Work to complete →
Each entry has to be copied exactly, with nothing missed.

[Items from a dataset]
::::

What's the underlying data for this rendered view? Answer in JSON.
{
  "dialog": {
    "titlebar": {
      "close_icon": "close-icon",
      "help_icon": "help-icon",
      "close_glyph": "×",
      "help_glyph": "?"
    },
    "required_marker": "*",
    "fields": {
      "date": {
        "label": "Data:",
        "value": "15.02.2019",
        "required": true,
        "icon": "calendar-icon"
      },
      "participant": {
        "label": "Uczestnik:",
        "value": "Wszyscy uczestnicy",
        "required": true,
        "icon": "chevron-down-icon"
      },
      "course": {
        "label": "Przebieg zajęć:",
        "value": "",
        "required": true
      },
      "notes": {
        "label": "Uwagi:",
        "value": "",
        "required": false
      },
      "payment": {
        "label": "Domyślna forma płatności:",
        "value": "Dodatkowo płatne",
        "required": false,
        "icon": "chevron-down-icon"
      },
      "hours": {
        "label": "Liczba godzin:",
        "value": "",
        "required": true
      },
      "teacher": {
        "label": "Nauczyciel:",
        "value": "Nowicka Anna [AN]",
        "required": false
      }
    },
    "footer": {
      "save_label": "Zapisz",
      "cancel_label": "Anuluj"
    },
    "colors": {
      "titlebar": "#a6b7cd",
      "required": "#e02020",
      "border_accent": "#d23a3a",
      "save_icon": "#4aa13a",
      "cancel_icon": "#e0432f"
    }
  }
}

::::

The solution →
What's the underlying data for this rendered view? Answer in JSON.
{
  "dialog": {
    "titlebar": {
      "close_icon": "close-icon",
      "help_icon": "help-icon",
      "close_glyph": "×",
      "help_glyph": "?"
    },
    "required_marker": "*",
    "fields": {
      "date": {
        "label": "Data:",
        "value": "15.02.2019",
        "required": true,
        "icon": "calendar-icon"
      },
      "participant": {
        "label": "Uczestnik:",
        "value": "Wszyscy uczestnicy",
        "required": true,
        "icon": "chevron-down-icon"
      },
      "course": {
        "label": "Przebieg zajęć:",
        "value": "",
        "required": true
      },
      "notes": {
        "label": "Uwagi:",
        "value": "",
        "required": false
      },
      "payment": {
        "label": "Domyślna forma płatności:",
        "value": "Dodatkowo płatne",
        "required": false,
        "icon": "chevron-down-icon"
      },
      "hours": {
        "label": "Liczba godzin:",
        "value": "",
        "required": true
      },
      "teacher": {
        "label": "Nauczyciel:",
        "value": "Nowicka Anna [AN]",
        "required": false
      }
    },
    "footer": {
      "save_label": "Zapisz",
      "cancel_label": "Anuluj"
    },
    "colors": {
      "titlebar": "#a6b7cd",
      "required": "#e02020",
      "border_accent": "#d23a3a",
      "save_icon": "#4aa13a",
      "cancel_icon": "#e0432f"
    }
  }
}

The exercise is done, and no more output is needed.